** Extrait à lire **
######

Une femme est passée, dans les vingt-cinq ans, chaussures à talon, sac à main en cuir noir, la démarche très droite. Je me suis approchée : "Bonjour, est-ce que vous auriez une petite cigarette pour nous s'il vous plaît ?" Eh bien elle ne m'a même pas regardée… Rien, complètement snobée. Je ne sais pas, elle devait être aveugle et sourde, ou bien c'est moi qui étais invisible et inaudible, je sais pas… Voilà où on est arrivé. Encore une fois je fais appel à Brassens : on ne plus s'adresser à une inconnue dans la rue. Si elle m'avait dit non j'aurais compris, pas de problème. Mais là… Si elle était inquiète, ce serait bien la première fois de ma vie que j'aurais fait peur à quelqu'un, ce n'est pas possible.

######

** Consignes **
(a) Les affirmations (i) La femme qui passe porte un sac à main en cuir noir, (ii) La femme répond non à la demande de cigarette, (iii) Un refus aurait été compris sans difficulté sont-elles conformes à l'extrait ? Répondez à chacune par oui ou non, en citant les mots de l'extrait qui tranchent.
(b) D'après l'extrait, répondez aux questions suivantes :
(i) Quel âge approximatif est donné à la femme qui passe ?
(ii) Quel type de chaussures porte-t-elle ?
(iii) À qui est-il fait appel encore une fois ?
Les lignes fournies n'ont aucun rapport avec l'extrait.

######

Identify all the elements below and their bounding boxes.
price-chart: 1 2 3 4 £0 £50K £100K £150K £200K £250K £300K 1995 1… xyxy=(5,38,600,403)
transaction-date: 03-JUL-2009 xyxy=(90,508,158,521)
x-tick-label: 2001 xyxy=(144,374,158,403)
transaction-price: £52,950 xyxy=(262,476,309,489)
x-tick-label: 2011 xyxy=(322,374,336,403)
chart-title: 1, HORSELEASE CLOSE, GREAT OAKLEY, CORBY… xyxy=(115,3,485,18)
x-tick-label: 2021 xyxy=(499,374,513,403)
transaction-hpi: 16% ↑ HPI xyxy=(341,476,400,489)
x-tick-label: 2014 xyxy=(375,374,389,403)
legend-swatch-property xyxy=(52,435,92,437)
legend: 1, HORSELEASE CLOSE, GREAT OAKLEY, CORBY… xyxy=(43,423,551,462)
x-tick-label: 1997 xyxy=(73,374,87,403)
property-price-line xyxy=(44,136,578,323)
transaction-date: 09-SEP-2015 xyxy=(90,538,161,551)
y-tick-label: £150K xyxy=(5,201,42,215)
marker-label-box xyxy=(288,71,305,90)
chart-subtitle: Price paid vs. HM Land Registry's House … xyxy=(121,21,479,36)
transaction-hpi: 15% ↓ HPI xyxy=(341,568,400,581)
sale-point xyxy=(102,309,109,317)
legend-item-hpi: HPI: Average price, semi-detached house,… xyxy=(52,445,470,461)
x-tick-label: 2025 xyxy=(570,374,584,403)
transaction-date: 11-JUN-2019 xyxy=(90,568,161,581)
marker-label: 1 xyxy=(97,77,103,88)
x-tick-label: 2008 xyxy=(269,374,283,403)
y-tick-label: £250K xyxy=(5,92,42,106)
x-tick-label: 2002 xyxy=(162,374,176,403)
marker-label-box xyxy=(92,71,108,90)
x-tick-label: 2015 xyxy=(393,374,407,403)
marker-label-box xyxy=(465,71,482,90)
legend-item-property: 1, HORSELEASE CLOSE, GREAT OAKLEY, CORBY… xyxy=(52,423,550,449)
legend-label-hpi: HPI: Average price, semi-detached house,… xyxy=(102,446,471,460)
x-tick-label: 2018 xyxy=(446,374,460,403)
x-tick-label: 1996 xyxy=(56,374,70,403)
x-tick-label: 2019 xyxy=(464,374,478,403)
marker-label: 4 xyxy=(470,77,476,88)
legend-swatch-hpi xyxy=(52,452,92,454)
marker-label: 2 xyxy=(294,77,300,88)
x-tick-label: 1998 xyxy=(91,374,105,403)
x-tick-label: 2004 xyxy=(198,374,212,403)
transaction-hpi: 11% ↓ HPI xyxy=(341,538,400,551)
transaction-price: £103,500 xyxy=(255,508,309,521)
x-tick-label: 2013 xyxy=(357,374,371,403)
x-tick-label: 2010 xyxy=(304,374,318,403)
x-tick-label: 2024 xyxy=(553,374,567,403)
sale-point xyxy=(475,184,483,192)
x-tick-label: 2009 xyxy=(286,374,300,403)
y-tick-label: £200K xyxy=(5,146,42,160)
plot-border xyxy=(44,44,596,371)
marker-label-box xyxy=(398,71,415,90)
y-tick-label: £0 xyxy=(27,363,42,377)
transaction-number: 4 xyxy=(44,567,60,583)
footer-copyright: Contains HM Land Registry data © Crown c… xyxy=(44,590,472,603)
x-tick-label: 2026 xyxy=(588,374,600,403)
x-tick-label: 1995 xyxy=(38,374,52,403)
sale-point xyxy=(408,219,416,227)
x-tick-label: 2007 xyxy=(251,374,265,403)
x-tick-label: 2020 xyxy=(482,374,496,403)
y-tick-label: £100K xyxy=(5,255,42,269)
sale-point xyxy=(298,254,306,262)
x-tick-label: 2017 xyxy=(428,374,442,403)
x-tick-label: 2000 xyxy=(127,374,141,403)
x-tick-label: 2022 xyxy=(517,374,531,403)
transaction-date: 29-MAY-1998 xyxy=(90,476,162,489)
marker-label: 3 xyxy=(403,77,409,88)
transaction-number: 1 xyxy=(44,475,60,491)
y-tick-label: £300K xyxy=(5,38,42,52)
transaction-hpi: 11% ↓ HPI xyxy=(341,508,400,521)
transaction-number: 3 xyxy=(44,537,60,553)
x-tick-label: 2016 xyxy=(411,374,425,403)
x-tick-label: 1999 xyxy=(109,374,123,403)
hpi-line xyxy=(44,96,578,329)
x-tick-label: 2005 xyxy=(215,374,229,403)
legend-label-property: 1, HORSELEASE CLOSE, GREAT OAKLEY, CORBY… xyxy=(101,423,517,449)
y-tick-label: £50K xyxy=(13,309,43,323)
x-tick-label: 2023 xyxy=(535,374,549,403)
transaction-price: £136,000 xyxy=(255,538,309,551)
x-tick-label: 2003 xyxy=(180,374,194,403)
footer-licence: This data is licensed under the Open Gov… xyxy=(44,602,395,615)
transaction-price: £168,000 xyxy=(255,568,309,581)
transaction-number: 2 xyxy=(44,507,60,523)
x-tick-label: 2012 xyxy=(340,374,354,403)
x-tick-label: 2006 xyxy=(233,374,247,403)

######

** Corrigé **
(a)
(i) Oui : « sac à main en cuir noir ».
(ii) Non : « elle ne m'a même pas regardée ».
(iii) Oui : « Si elle m'avait dit non j'aurais compris, pas de problème. »

(b)
(i) Elle a dans les vingt-cinq ans.
(ii) Elle porte des chaussures à talon.
(iii) Il est fait appel à Brassens.